### What is being asked
Retype every entry in its entirety, without alteration.

-- start of Task material --

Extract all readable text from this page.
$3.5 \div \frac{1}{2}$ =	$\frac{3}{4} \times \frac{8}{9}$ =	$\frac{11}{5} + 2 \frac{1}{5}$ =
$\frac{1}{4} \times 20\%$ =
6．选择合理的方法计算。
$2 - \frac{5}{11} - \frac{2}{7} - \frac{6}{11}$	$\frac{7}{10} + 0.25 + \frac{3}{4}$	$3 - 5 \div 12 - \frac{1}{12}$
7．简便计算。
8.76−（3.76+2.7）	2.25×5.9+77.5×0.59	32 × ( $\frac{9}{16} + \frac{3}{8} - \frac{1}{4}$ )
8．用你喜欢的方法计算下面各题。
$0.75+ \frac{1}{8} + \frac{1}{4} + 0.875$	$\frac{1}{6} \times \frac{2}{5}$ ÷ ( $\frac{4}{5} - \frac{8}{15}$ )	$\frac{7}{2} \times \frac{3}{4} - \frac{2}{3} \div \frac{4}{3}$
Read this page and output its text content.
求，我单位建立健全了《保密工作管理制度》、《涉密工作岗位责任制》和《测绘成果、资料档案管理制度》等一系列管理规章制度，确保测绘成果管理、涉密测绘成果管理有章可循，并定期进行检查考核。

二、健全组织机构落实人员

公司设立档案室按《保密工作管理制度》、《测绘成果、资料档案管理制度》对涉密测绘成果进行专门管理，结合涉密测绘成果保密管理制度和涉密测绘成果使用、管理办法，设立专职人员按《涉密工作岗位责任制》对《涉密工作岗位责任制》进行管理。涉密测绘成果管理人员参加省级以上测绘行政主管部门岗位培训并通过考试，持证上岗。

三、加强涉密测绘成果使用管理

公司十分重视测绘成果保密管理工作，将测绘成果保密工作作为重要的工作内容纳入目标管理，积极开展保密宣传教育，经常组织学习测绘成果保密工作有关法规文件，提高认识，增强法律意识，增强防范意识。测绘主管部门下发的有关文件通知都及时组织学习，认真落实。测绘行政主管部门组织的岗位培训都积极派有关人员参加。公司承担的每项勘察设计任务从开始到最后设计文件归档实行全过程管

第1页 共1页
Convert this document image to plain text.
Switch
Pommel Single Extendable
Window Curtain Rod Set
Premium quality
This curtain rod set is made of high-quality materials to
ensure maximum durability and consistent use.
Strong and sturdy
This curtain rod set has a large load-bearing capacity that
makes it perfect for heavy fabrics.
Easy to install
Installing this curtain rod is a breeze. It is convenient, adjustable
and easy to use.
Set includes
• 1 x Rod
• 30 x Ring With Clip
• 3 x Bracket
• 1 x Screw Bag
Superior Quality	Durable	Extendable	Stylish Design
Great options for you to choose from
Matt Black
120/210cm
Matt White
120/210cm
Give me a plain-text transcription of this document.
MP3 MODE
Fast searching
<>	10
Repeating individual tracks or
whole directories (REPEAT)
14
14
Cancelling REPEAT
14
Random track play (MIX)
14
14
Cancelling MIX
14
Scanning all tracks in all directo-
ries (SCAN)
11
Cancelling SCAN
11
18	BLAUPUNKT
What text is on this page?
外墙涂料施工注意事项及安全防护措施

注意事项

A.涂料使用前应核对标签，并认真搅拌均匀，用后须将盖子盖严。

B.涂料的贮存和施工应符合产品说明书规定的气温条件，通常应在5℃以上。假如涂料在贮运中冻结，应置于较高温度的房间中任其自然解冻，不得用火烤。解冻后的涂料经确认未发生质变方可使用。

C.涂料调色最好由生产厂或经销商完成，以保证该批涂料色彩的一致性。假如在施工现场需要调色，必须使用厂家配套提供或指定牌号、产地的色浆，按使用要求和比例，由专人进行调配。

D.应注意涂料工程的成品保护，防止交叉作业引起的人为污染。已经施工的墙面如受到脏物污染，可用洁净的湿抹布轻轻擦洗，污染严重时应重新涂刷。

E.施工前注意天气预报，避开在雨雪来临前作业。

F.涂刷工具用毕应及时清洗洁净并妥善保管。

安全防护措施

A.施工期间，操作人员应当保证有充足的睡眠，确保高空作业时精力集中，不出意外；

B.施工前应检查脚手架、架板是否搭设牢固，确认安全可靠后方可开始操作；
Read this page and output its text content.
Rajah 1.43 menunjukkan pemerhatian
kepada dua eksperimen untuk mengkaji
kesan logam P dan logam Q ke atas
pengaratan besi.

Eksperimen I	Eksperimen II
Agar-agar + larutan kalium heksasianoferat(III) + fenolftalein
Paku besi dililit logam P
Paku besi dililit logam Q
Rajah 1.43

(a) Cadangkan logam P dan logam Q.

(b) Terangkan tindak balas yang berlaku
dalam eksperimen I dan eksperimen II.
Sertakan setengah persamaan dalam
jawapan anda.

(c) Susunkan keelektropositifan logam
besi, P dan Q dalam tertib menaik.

-- end of Task material --

### Problem solution
Extract all readable text from this page.
$3.5 \div \frac{1}{2}$ =	$\frac{3}{4} \times \frac{8}{9}$ =	$\frac{11}{5} + 2 \frac{1}{5}$ =
$\frac{1}{4} \times 20\%$ =
6．选择合理的方法计算。
$2 - \frac{5}{11} - \frac{2}{7} - \frac{6}{11}$	$\frac{7}{10} + 0.25 + \frac{3}{4}$	$3 - 5 \div 12 - \frac{1}{12}$
7．简便计算。
8.76−（3.76+2.7）	2.25×5.9+77.5×0.59	32 × ( $\frac{9}{16} + \frac{3}{8} - \frac{1}{4}$ )
8．用你喜欢的方法计算下面各题。
$0.75+ \frac{1}{8} + \frac{1}{4} + 0.875$	$\frac{1}{6} \times \frac{2}{5}$ ÷ ( $\frac{4}{5} - \frac{8}{15}$ )	$\frac{7}{2} \times \frac{3}{4} - \frac{2}{3} \div \frac{4}{3}$
Read this page and output its text content.
求，我单位建立健全了《保密工作管理制度》、《涉密工作岗位责任制》和《测绘成果、资料档案管理制度》等一系列管理规章制度，确保测绘成果管理、涉密测绘成果管理有章可循，并定期进行检查考核。

二、健全组织机构落实人员

公司设立档案室按《保密工作管理制度》、《测绘成果、资料档案管理制度》对涉密测绘成果进行专门管理，结合涉密测绘成果保密管理制度和涉密测绘成果使用、管理办法，设立专职人员按《涉密工作岗位责任制》对《涉密工作岗位责任制》进行管理。涉密测绘成果管理人员参加省级以上测绘行政主管部门岗位培训并通过考试，持证上岗。

三、加强涉密测绘成果使用管理

公司十分重视测绘成果保密管理工作，将测绘成果保密工作作为重要的工作内容纳入目标管理，积极开展保密宣传教育，经常组织学习测绘成果保密工作有关法规文件，提高认识，增强法律意识，增强防范意识。测绘主管部门下发的有关文件通知都及时组织学习，认真落实。测绘行政主管部门组织的岗位培训都积极派有关人员参加。公司承担的每项勘察设计任务从开始到最后设计文件归档实行全过程管

第1页 共1页
Convert this document image to plain text.
Switch
Pommel Single Extendable
Window Curtain Rod Set
Premium quality
This curtain rod set is made of high-quality materials to
ensure maximum durability and consistent use.
Strong and sturdy
This curtain rod set has a large load-bearing capacity that
makes it perfect for heavy fabrics.
Easy to install
Installing this curtain rod is a breeze. It is convenient, adjustable
and easy to use.
Set includes
• 1 x Rod
• 30 x Ring With Clip
• 3 x Bracket
• 1 x Screw Bag
Superior Quality	Durable	Extendable	Stylish Design
Great options for you to choose from
Matt Black
120/210cm
Matt White
120/210cm
Give me a plain-text transcription of this document.
MP3 MODE
Fast searching
<>	10
Repeating individual tracks or
whole directories (REPEAT)
14
14
Cancelling REPEAT
14
Random track play (MIX)
14
14
Cancelling MIX
14
Scanning all tracks in all directo-
ries (SCAN)
11
Cancelling SCAN
11
18	BLAUPUNKT
What text is on this page?
外墙涂料施工注意事项及安全防护措施

注意事项

A.涂料使用前应核对标签，并认真搅拌均匀，用后须将盖子盖严。

B.涂料的贮存和施工应符合产品说明书规定的气温条件，通常应在5℃以上。假如涂料在贮运中冻结，应置于较高温度的房间中任其自然解冻，不得用火烤。解冻后的涂料经确认未发生质变方可使用。

C.涂料调色最好由生产厂或经销商完成，以保证该批涂料色彩的一致性。假如在施工现场需要调色，必须使用厂家配套提供或指定牌号、产地的色浆，按使用要求和比例，由专人进行调配。

D.应注意涂料工程的成品保护，防止交叉作业引起的人为污染。已经施工的墙面如受到脏物污染，可用洁净的湿抹布轻轻擦洗，污染严重时应重新涂刷。

E.施工前注意天气预报，避开在雨雪来临前作业。

F.涂刷工具用毕应及时清洗洁净并妥善保管。

安全防护措施

A.施工期间，操作人员应当保证有充足的睡眠，确保高空作业时精力集中，不出意外；

B.施工前应检查脚手架、架板是否搭设牢固，确认安全可靠后方可开始操作；
Read this page and output its text content.
Rajah 1.43 menunjukkan pemerhatian
kepada dua eksperimen untuk mengkaji
kesan logam P dan logam Q ke atas
pengaratan besi.

Eksperimen I	Eksperimen II
Agar-agar + larutan kalium heksasianoferat(III) + fenolftalein
Paku besi dililit logam P
Paku besi dililit logam Q
Rajah 1.43

(a) Cadangkan logam P dan logam Q.

(b) Terangkan tindak balas yang berlaku
dalam eksperimen I dan eksperimen II.
Sertakan setengah persamaan dalam
jawapan anda.

(c) Susunkan keelektropositifan logam
besi, P dan Q dalam tertib menaik.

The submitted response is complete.